- Provided data
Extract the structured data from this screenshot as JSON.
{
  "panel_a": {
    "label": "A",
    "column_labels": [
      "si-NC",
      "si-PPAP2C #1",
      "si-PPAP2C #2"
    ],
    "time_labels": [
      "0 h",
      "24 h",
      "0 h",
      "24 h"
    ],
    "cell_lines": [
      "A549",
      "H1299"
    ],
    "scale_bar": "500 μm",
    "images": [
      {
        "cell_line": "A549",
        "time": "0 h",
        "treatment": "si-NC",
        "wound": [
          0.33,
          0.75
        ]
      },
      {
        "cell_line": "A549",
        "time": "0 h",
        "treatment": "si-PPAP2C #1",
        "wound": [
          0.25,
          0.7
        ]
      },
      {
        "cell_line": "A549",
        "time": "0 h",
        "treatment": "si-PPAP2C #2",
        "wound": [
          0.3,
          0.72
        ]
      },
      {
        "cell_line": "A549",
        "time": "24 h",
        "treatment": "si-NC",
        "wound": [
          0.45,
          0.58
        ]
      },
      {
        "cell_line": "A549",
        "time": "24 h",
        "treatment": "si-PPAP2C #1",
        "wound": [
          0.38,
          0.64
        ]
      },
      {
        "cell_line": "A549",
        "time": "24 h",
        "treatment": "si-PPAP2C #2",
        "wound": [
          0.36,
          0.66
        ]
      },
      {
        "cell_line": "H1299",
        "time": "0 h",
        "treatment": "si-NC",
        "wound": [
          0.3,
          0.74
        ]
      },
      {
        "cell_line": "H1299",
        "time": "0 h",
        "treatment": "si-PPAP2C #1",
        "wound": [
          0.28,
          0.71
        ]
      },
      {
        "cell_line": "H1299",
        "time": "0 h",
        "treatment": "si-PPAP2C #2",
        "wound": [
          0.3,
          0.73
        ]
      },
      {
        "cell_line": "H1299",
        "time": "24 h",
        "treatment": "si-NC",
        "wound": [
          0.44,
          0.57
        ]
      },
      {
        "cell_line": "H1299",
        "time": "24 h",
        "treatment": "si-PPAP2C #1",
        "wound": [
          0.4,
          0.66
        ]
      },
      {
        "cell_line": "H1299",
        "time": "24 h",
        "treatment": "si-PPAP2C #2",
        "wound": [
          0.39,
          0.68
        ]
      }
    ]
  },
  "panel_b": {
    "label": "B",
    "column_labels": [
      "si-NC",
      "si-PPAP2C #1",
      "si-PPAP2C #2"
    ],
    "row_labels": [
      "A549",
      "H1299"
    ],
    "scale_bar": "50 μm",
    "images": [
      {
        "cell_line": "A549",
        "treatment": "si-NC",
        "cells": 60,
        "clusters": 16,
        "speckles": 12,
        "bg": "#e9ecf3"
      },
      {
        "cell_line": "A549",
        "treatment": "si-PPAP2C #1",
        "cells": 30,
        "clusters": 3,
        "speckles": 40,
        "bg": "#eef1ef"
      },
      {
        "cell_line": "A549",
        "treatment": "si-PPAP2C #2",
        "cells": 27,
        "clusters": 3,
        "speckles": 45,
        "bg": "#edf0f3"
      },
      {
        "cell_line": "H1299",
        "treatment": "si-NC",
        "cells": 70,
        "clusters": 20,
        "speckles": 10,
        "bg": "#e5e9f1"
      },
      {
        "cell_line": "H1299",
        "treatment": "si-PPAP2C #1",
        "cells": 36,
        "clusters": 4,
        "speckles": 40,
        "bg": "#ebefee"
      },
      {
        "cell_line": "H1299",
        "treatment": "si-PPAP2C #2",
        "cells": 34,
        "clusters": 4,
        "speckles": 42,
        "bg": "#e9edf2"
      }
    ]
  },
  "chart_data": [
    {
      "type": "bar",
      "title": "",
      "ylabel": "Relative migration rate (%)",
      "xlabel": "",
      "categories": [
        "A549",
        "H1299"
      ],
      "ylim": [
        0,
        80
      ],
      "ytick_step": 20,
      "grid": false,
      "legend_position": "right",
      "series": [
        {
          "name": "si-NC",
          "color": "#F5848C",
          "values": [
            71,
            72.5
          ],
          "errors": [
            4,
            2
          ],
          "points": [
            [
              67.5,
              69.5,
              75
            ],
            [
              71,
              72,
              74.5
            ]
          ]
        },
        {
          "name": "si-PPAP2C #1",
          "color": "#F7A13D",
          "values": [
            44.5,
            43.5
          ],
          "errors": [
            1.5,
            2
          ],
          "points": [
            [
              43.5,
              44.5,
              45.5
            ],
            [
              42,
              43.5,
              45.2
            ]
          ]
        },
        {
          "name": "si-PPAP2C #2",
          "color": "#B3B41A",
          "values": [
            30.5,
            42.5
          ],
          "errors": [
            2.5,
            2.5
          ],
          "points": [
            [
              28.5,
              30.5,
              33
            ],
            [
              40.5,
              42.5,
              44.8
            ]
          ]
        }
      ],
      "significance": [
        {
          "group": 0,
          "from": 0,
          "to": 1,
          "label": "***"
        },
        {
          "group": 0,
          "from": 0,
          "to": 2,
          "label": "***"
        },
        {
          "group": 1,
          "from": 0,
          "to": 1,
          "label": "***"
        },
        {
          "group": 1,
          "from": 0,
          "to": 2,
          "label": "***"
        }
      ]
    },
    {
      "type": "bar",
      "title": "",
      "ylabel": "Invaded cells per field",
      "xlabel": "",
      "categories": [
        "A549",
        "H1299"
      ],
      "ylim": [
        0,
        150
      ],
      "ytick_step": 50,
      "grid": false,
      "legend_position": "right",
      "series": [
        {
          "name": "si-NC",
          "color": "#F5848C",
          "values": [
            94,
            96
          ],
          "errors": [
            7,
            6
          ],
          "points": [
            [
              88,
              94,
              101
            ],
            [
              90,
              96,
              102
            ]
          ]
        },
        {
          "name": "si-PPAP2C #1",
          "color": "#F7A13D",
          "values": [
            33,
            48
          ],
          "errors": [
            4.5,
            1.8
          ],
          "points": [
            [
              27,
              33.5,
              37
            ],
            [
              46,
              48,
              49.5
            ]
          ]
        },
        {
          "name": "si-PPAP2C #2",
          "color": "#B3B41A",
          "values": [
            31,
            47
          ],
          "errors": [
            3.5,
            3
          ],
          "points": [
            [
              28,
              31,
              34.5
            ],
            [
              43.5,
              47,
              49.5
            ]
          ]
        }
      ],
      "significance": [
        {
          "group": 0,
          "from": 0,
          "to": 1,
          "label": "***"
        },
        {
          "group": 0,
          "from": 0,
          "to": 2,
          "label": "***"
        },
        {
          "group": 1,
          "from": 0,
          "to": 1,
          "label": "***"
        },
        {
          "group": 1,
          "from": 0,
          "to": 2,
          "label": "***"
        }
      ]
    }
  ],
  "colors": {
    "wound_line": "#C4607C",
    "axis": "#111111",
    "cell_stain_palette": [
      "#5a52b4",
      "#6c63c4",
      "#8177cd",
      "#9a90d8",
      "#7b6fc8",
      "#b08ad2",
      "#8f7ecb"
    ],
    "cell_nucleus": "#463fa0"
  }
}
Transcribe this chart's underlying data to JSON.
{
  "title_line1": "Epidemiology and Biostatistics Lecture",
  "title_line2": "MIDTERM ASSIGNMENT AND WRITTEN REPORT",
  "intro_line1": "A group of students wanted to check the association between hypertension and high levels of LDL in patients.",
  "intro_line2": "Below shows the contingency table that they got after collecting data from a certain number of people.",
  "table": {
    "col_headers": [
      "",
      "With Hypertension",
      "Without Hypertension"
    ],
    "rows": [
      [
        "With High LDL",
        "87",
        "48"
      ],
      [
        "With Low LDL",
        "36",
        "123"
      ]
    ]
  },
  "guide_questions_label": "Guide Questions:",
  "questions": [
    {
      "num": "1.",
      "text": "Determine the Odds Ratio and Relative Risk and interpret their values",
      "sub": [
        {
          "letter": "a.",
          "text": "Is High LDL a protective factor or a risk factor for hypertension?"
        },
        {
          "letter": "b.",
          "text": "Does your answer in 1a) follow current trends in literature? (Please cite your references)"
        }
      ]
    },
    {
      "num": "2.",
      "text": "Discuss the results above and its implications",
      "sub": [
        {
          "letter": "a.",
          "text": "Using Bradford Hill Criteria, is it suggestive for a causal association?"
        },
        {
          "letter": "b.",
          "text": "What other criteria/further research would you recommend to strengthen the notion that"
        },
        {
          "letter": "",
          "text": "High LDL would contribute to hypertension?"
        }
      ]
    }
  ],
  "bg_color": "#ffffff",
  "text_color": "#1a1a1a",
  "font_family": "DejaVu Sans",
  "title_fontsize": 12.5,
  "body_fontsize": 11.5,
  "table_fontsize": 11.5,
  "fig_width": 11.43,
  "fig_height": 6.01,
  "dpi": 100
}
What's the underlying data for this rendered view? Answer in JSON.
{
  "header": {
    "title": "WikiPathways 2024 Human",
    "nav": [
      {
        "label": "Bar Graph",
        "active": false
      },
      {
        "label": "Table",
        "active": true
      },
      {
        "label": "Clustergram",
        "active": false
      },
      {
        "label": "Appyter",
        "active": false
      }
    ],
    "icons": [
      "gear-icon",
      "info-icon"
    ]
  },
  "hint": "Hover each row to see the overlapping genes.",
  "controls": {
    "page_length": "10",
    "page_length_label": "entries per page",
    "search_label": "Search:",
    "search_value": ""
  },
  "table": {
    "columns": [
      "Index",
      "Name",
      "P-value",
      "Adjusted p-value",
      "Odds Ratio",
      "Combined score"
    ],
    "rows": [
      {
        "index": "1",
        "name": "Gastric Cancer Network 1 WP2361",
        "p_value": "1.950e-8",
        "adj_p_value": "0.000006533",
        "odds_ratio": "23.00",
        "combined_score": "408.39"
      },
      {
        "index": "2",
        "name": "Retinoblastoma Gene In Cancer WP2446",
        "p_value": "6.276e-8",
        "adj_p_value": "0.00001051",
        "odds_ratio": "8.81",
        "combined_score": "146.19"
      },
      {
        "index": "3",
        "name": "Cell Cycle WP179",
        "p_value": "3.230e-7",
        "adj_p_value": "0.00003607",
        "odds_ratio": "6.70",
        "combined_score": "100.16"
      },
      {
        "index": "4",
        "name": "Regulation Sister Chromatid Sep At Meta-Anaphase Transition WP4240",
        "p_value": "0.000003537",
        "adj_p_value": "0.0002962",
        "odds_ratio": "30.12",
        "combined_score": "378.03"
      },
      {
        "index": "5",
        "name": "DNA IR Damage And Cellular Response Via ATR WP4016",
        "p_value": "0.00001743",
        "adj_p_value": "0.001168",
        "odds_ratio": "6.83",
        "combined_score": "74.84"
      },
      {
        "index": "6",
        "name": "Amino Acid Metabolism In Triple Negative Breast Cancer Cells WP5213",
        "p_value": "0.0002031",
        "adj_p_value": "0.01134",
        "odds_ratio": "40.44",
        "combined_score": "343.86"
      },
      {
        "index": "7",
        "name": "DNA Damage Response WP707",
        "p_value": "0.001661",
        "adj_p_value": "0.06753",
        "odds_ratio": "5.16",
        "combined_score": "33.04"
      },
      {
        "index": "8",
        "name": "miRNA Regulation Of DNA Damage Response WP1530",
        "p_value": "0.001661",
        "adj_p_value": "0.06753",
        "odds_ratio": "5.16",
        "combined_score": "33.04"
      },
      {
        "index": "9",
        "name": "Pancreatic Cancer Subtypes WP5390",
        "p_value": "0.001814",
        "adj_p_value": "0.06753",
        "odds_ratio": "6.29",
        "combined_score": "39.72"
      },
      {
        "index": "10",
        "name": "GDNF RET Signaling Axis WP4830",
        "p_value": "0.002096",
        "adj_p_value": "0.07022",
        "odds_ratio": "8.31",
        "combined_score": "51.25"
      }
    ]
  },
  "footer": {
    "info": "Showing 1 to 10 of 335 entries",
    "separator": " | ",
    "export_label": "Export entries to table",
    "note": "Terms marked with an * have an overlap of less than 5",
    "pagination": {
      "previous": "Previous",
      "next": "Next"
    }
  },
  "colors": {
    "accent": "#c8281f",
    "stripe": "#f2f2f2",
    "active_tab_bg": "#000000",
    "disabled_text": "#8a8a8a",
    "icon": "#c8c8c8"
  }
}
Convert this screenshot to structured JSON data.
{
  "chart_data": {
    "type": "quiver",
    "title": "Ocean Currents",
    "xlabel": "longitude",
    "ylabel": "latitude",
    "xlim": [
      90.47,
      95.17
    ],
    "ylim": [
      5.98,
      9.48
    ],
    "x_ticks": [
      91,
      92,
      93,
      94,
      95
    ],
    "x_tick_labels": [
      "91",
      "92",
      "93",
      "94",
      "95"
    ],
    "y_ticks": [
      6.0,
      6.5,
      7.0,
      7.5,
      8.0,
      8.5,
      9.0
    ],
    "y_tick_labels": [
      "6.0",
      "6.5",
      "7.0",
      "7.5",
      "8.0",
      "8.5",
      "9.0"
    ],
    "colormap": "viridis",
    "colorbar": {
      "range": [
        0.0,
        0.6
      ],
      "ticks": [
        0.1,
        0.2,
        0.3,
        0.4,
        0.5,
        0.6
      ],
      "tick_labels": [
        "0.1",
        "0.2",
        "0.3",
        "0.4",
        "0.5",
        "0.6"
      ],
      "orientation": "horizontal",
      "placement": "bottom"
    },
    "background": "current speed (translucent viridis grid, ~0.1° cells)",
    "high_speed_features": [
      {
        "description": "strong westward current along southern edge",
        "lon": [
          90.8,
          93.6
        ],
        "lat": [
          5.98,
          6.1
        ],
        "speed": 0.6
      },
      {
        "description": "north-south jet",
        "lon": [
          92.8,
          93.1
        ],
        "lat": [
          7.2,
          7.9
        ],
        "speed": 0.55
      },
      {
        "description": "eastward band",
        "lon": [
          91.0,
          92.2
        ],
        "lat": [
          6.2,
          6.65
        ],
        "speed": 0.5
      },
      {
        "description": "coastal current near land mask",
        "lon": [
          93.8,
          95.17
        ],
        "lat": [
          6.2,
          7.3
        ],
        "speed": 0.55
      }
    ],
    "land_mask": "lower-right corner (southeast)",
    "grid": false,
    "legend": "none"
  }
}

- Problem details
State how many lines of the listing above hold the word "ylabel", with nothing but the number.

- Written response
3